WHAT IS REQUIRED => Every line that contains the word "наступления" should be copied out.

DATA EXTRACT =>
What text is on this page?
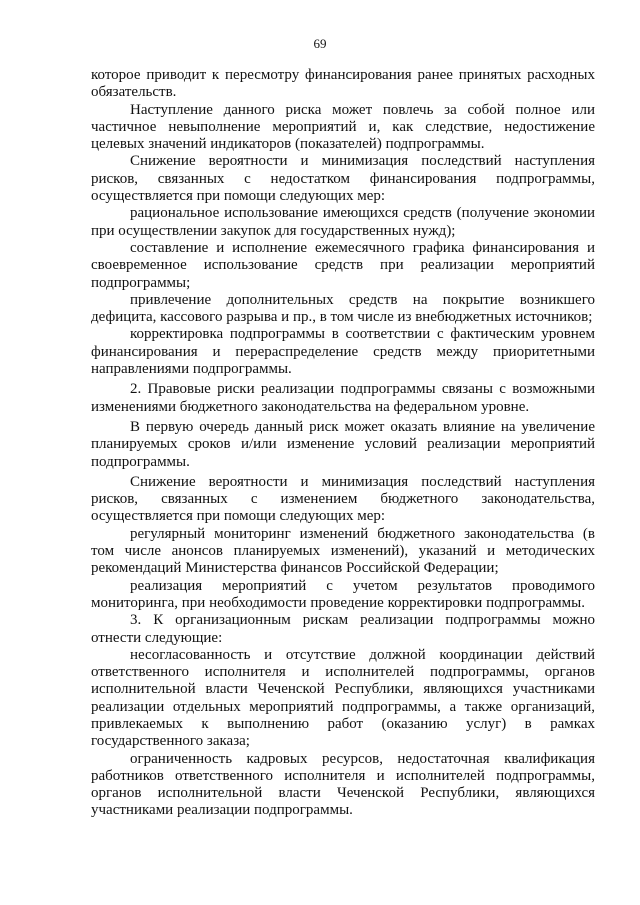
69

которое приводит к пересмотру финансирования ранее принятых расходных обязательств.

Наступление данного риска может повлечь за собой полное или частичное невыполнение мероприятий и, как следствие, недостижение целевых значений индикаторов (показателей) подпрограммы.

Снижение вероятности и минимизация последствий наступления рисков, связанных с недостатком финансирования подпрограммы, осуществляется при помощи следующих мер:

рациональное использование имеющихся средств (получение экономии при осуществлении закупок для государственных нужд);

составление и исполнение ежемесячного графика финансирования и своевременное использование средств при реализации мероприятий подпрограммы;

привлечение дополнительных средств на покрытие возникшего дефицита, кассового разрыва и пр., в том числе из внебюджетных источников;

корректировка подпрограммы в соответствии с фактическим уровнем финансирования и перераспределение средств между приоритетными направлениями подпрограммы.

2. Правовые риски реализации подпрограммы связаны с возможными изменениями бюджетного законодательства на федеральном уровне.

В первую очередь данный риск может оказать влияние на увеличение планируемых сроков и/или изменение условий реализации мероприятий подпрограммы.

Снижение вероятности и минимизация последствий наступления рисков, связанных с изменением бюджетного законодательства, осуществляется при помощи следующих мер:

регулярный мониторинг изменений бюджетного законодательства (в том числе анонсов планируемых изменений), указаний и методических рекомендаций Министерства финансов Российской Федерации;

реализация мероприятий с учетом результатов проводимого мониторинга, при необходимости проведение корректировки подпрограммы.

3. К организационным рискам реализации подпрограммы можно отнести следующие:

несогласованность и отсутствие должной координации действий ответственного исполнителя и исполнителей подпрограммы, органов исполнительной власти Чеченской Республики, являющихся участниками реализации отдельных мероприятий подпрограммы, а также организаций, привлекаемых к выполнению работ (оказанию услуг) в рамках государственного заказа;

ограниченность кадровых ресурсов, недостаточная квалификация работников ответственного исполнителя и исполнителей подпрограммы, органов исполнительной власти Чеченской Республики, являющихся участниками реализации подпрограммы.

COMPLETED TASK =>
Снижение вероятности и минимизация последствий наступления рисков, связанных с недостатком финансирования подпрограммы, осуществляется при помощи следующих мер:
Снижение вероятности и минимизация последствий наступления рисков, связанных с изменением бюджетного законодательства, осуществляется при помощи следующих мер:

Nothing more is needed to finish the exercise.